EXERCISE — Quote the stretch of the passage on Amaya's earnings from "Its strongest segment, poker, was" through "somewhat from sportsbook.".

EXCERPT PROVIDED —
------------------------------------

Its strongest segment, poker, was flat, but new CEO Rafi Ashkenazi explained that away due to soccer matches. Let’s give him the benefit of the doubt there, OK. The Casino & Sportsbook segment was way up, almost 90% year over year, or an absolute difference of $28 million. Total revenues were up $26.5 million, so virtually all of its net growth came from that segment. At first glance, this means Amaya is successfully diversifying and becoming a more balanced company, and investors will see this and instinctively hit the buy button. If Ashkenazi is right and the Poker segment will see growth from here due to less soccer more poker, then we’re looking at another good quarter coming up, though less soccer will cannibalize somewhat from sportsbook.

These considerations alone warrant Amaya a hold. As we have a 5% position in Amaya from back in February that is up 15% so far, those following the model should keep it but not add to it, and don’t take your eyes off it. It is far from a buy and hold. Here’s the not so good part.

While earnings do look good overall and growth looks likely in the quarters ahead, the fact is that where most of the growth is coming from is quite unstable. I’ve railed on Malta before for the size of its banking sector and that has not changed. Assuming PokerStars will grow on its own, most of Amaya’s Casino & Sportsbook segment growth, which is where all of its top line growth has come from this past quarter, has come from Malta, Italy, and Spain, three countries that are not exactly the epitomes of financial stability.

------------------------------------

PROVIDED INFORMATION —
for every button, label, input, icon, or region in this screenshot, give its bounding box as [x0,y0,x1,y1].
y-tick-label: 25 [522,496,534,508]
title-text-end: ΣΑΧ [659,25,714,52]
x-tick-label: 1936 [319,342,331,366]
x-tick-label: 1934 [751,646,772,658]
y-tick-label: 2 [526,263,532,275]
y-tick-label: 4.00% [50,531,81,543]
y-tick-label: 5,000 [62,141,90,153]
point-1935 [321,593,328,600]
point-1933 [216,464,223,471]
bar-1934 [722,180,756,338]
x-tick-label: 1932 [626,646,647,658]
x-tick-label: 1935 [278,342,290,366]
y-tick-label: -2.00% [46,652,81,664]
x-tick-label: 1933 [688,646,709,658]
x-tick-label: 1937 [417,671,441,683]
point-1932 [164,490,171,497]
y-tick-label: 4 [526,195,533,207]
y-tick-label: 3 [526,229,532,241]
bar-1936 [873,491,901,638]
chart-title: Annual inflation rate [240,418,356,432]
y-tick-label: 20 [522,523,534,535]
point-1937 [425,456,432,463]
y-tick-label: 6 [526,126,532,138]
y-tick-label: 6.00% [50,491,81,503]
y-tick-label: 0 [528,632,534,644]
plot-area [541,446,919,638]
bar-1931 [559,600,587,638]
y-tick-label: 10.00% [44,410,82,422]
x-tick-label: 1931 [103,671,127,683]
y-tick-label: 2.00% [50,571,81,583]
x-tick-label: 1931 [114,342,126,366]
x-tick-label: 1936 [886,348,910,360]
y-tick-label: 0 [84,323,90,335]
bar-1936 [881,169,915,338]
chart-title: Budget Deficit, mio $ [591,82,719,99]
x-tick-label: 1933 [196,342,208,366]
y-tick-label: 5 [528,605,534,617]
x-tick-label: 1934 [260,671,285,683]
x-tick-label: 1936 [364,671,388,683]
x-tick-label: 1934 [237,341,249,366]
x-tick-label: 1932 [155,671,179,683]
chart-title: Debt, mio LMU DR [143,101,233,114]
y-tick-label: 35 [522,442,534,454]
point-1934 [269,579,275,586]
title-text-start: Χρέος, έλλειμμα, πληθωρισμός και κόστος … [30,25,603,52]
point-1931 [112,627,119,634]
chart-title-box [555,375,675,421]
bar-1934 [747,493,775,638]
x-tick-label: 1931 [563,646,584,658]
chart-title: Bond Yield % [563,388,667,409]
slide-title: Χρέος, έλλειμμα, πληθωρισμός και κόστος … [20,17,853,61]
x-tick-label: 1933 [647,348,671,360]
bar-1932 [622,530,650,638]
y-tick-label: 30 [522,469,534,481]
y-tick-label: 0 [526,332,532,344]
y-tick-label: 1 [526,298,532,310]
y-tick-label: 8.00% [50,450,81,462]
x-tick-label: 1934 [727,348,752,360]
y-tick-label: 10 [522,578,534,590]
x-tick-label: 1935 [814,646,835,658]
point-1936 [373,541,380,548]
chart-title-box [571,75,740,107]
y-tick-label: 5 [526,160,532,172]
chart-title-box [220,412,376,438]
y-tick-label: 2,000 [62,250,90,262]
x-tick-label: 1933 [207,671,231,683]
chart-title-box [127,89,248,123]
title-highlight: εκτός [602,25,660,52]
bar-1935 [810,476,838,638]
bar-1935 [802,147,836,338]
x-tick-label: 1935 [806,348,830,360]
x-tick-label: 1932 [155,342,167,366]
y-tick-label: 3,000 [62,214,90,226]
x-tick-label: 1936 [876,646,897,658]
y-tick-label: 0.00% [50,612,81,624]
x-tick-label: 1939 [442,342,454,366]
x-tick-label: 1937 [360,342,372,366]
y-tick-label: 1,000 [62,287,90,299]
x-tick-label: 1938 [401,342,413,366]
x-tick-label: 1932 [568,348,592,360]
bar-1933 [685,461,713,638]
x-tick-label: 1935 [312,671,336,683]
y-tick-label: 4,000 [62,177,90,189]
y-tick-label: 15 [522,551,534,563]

------------------------------------

SOLUTION TO THIS EXERCISE —
Its strongest segment, poker, was flat, but new CEO Rafi Ashkenazi explained that away due to soccer matches. Let’s give him the benefit of the doubt there, OK. The Casino & Sportsbook segment was way up, almost 90% year over year, or an absolute difference of $28 million. Total revenues were up $26.5 million, so virtually all of its net growth came from that segment. At first glance, this means Amaya is successfully diversifying and becoming a more balanced company, and investors will see this and instinctively hit the buy button. If Ashkenazi is right and the Poker segment will see growth from here due to less soccer more poker, then we’re looking at another good quarter coming up, though less soccer will cannibalize somewhat from sportsbook.